[Start of MATERIAL SUPPLIED]
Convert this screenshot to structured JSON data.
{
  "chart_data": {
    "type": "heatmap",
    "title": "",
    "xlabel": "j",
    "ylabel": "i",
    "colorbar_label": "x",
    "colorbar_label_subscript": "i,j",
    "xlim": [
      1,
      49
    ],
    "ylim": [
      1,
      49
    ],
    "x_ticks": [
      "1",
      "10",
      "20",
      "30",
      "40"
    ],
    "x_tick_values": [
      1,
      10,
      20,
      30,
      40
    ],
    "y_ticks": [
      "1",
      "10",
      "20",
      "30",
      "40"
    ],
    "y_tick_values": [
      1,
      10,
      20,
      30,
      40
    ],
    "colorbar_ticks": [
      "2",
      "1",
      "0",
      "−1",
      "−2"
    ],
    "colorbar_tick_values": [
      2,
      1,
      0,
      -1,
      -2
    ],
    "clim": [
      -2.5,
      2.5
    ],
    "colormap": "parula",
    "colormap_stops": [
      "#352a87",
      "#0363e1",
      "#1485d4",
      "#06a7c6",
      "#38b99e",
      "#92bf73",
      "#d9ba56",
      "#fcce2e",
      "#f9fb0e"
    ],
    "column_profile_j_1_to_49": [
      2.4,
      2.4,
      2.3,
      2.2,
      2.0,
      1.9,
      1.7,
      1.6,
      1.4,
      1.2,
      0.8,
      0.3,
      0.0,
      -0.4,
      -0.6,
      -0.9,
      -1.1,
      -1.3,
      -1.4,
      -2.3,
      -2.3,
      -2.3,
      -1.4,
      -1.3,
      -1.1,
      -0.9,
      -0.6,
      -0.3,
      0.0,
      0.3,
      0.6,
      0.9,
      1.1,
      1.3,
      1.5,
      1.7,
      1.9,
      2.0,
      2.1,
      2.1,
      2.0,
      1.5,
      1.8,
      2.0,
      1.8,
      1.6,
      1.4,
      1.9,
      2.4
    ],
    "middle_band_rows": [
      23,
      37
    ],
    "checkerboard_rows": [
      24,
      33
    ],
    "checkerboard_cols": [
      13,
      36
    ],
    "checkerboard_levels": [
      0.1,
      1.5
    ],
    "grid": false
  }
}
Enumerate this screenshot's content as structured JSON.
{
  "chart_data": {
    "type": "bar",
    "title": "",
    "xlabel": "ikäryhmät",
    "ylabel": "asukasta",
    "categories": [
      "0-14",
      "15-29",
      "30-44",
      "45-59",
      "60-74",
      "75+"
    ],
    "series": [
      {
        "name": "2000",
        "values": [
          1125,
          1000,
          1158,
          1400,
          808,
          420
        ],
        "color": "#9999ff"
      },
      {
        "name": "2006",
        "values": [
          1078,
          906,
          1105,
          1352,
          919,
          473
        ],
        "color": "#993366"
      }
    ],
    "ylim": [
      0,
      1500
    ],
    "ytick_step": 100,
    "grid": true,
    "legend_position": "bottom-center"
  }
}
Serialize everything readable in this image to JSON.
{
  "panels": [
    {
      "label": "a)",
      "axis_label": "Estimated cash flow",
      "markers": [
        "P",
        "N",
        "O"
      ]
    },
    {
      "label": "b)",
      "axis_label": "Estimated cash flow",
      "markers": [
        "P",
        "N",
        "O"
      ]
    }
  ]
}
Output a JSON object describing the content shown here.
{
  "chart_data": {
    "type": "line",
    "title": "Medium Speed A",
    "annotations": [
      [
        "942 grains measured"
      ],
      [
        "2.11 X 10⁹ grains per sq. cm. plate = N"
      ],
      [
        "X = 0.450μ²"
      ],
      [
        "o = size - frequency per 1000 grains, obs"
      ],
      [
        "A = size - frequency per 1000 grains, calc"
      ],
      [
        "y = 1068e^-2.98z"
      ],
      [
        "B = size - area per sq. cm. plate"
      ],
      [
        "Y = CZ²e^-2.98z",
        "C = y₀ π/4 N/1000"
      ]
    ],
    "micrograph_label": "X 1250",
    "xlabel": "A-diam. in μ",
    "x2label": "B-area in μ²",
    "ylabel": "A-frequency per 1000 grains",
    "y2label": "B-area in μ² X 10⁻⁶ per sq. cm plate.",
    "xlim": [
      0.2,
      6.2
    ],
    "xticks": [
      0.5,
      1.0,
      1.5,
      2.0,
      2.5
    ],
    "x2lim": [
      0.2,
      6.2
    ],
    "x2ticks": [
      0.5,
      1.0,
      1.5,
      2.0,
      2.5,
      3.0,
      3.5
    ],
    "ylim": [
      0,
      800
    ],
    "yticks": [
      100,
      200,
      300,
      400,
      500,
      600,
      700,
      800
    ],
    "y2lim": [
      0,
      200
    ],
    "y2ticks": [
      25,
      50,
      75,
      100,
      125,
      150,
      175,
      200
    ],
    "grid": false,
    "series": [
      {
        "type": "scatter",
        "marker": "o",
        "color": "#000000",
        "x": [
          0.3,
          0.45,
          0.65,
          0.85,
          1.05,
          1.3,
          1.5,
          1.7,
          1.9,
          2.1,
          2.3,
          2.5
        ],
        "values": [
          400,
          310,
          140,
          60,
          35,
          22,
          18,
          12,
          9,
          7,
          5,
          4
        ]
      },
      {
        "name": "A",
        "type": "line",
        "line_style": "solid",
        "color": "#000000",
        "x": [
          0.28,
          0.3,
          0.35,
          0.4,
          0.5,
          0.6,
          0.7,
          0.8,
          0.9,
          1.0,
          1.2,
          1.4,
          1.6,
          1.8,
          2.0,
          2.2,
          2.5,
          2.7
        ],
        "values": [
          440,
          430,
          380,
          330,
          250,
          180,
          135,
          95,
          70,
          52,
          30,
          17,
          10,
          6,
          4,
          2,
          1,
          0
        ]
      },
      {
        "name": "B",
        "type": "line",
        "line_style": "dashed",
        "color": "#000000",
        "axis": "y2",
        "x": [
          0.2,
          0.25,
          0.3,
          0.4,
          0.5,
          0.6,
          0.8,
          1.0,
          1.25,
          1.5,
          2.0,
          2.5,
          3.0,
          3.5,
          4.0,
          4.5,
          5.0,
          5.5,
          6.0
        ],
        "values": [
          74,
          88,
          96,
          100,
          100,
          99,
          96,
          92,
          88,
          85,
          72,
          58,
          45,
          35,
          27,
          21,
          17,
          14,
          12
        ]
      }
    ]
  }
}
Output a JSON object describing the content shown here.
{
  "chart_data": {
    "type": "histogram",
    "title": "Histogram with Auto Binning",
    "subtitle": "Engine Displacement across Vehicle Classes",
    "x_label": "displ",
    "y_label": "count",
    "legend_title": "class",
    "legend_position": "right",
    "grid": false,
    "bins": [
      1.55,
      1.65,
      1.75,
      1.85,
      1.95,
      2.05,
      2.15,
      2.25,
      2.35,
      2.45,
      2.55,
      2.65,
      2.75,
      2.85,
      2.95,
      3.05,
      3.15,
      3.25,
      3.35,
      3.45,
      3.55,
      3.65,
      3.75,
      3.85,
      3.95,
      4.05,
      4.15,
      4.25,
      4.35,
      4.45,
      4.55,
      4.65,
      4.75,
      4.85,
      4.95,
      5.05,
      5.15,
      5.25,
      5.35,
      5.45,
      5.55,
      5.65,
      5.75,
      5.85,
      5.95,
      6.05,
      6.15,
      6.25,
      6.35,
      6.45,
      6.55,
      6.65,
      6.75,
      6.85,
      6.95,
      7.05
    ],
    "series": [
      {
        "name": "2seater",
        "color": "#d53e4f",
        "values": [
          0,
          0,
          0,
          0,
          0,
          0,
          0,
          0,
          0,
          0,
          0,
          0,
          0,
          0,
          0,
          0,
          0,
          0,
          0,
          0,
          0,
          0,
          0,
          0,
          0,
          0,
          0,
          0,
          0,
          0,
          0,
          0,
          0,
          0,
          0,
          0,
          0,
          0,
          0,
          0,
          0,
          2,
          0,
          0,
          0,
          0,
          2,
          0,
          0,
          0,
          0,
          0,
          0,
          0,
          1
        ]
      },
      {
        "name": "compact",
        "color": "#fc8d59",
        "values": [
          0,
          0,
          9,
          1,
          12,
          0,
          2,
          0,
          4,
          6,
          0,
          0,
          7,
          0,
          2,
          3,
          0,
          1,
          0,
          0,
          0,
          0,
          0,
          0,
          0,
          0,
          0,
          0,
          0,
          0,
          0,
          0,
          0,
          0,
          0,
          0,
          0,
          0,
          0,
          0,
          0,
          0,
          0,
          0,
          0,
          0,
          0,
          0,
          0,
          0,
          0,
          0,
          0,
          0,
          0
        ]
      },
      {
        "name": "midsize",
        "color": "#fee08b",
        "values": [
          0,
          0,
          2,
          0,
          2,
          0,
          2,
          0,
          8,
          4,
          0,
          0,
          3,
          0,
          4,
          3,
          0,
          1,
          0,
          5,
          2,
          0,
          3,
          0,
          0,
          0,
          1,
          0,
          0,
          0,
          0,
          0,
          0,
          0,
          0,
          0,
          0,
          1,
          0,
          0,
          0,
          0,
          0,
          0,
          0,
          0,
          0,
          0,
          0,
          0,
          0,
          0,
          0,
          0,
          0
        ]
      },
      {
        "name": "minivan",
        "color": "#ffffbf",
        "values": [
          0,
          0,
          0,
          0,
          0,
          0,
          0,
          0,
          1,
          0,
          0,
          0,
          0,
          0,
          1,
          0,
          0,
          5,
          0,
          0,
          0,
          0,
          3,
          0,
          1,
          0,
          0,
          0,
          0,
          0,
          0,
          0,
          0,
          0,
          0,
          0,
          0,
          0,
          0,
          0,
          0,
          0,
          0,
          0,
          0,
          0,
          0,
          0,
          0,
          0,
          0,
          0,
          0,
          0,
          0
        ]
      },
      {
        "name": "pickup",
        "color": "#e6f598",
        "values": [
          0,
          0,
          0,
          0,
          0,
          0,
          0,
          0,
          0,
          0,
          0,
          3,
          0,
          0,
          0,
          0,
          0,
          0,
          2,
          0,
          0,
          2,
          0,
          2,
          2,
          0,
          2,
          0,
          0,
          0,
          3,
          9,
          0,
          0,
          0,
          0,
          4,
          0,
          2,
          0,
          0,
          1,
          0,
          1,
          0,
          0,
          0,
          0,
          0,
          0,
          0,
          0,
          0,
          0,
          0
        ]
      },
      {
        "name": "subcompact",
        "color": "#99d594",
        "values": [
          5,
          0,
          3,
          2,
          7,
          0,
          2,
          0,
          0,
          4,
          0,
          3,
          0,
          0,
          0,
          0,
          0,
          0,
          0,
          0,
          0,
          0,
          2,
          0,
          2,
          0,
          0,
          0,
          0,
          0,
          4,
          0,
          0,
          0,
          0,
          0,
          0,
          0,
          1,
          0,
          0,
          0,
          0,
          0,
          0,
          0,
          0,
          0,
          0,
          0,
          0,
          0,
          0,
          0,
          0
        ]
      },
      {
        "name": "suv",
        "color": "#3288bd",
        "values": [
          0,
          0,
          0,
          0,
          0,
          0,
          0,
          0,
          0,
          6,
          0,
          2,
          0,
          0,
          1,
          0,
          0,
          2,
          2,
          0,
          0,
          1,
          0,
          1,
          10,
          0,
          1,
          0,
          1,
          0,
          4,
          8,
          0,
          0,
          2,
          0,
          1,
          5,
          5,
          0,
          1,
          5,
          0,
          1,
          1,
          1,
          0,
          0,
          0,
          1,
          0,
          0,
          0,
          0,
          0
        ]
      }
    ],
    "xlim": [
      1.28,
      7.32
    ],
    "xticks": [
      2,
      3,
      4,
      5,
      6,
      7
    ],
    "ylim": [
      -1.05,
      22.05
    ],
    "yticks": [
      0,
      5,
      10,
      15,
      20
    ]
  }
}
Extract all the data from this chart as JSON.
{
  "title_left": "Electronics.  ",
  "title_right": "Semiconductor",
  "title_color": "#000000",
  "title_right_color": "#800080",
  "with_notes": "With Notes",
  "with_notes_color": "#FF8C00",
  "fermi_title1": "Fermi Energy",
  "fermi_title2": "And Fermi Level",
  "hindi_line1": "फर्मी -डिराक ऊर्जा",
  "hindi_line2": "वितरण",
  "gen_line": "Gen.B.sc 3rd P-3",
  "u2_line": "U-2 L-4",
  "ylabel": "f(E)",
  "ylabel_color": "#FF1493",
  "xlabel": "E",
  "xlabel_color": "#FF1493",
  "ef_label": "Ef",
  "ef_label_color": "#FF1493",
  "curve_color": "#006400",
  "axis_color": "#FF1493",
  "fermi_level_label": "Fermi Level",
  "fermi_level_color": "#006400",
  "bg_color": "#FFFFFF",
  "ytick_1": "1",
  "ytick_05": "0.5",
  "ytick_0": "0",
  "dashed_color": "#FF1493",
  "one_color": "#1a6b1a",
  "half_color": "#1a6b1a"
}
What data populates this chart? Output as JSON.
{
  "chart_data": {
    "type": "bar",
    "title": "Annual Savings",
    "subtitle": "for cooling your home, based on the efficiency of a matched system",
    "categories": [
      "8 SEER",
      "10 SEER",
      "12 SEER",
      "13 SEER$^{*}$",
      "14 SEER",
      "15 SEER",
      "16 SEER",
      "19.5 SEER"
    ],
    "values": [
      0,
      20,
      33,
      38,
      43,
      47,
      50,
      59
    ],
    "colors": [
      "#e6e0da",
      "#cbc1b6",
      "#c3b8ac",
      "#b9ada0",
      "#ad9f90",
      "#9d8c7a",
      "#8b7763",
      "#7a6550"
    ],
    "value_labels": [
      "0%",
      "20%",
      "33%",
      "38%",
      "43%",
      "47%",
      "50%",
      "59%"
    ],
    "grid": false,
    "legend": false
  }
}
[End of MATERIAL SUPPLIED]
▶ STATED GOAL:
Give back, exactly as written, the lines from the one with "What data populates" to the last line.

▶ SOLVED PROBLEM:
What data populates this chart? Output as JSON.
{
  "chart_data": {
    "type": "bar",
    "title": "Annual Savings",
    "subtitle": "for cooling your home, based on the efficiency of a matched system",
    "categories": [
      "8 SEER",
      "10 SEER",
      "12 SEER",
      "13 SEER$^{*}$",
      "14 SEER",
      "15 SEER",
      "16 SEER",
      "19.5 SEER"
    ],
    "values": [
      0,
      20,
      33,
      38,
      43,
      47,
      50,
      59
    ],
    "colors": [
      "#e6e0da",
      "#cbc1b6",
      "#c3b8ac",
      "#b9ada0",
      "#ad9f90",
      "#9d8c7a",
      "#8b7763",
      "#7a6550"
    ],
    "value_labels": [
      "0%",
      "20%",
      "33%",
      "38%",
      "43%",
      "47%",
      "50%",
      "59%"
    ],
    "grid": false,
    "legend": false
  }
}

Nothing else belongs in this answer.